§ **Data excerpts**
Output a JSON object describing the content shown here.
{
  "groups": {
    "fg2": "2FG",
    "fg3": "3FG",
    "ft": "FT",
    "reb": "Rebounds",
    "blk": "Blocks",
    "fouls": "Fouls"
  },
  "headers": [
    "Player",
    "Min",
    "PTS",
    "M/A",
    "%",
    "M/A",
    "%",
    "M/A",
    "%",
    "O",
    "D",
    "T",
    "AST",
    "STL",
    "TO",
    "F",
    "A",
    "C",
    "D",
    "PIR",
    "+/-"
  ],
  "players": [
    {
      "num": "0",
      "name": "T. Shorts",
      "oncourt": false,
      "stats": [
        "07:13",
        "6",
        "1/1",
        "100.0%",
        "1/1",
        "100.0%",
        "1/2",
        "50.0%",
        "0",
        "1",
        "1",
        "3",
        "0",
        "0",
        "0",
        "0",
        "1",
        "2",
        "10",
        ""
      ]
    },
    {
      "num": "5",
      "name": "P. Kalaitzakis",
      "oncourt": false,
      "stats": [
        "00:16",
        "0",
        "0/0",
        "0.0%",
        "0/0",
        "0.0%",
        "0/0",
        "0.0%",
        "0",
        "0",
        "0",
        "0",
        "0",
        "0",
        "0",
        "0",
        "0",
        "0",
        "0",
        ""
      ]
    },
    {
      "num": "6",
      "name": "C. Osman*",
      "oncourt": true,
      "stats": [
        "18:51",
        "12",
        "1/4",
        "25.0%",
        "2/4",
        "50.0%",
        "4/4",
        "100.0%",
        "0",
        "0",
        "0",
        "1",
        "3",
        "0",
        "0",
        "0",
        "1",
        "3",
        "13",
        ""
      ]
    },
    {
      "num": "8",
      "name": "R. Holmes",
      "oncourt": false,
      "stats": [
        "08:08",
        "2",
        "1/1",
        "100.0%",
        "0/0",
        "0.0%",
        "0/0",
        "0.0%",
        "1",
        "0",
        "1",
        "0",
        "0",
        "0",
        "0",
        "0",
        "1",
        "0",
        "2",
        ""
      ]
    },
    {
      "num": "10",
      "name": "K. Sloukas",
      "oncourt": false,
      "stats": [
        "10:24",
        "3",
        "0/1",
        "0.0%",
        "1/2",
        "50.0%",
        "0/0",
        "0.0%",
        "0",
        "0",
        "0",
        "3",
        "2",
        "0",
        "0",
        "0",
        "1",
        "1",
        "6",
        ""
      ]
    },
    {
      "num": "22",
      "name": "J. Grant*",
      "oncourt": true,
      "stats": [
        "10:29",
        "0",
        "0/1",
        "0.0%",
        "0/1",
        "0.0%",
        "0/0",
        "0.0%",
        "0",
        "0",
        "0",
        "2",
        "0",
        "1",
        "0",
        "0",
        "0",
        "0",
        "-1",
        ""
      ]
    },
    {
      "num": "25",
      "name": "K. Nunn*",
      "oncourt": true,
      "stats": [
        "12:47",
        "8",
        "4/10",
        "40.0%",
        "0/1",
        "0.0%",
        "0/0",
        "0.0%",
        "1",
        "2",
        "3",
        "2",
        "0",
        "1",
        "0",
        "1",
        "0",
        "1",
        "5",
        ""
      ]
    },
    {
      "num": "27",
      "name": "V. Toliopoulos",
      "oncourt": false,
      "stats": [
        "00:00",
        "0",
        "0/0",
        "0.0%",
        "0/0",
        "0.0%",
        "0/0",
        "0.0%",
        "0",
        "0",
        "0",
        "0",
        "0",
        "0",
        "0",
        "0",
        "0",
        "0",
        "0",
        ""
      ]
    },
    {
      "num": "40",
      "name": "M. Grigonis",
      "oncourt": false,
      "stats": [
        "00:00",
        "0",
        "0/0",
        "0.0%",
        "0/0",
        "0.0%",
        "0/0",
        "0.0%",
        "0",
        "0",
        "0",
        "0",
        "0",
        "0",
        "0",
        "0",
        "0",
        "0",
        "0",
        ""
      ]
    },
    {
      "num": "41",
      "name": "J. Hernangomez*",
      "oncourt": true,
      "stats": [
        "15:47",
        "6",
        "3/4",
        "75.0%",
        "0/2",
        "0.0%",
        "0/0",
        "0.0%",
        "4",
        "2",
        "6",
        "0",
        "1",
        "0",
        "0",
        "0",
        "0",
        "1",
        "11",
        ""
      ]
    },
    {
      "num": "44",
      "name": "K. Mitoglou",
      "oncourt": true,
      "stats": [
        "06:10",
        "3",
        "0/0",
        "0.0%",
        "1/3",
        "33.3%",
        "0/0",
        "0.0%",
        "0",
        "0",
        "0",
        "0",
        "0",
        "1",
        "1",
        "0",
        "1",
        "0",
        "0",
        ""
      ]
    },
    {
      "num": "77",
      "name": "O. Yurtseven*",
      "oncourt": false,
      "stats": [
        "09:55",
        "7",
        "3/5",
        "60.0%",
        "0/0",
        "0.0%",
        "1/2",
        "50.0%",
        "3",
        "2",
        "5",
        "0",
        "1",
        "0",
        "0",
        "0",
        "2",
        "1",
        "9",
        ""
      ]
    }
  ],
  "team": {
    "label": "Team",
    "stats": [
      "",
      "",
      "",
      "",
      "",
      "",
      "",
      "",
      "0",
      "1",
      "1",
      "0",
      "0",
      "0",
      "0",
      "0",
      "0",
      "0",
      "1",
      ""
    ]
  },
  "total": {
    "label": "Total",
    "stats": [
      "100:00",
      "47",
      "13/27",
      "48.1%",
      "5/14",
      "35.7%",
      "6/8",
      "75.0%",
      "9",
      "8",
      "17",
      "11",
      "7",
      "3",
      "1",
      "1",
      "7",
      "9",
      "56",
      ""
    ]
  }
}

§ **Directions**
Return all lines containing "name".

§ **Answer to the problem**
      "name": "T. Shorts",
      "name": "P. Kalaitzakis",
      "name": "C. Osman*",
      "name": "R. Holmes",
      "name": "K. Sloukas",
      "name": "J. Grant*",
      "name": "K. Nunn*",
      "name": "V. Toliopoulos",
      "name": "M. Grigonis",
      "name": "J. Hernangomez*",
      "name": "K. Mitoglou",
      "name": "O. Yurtseven*",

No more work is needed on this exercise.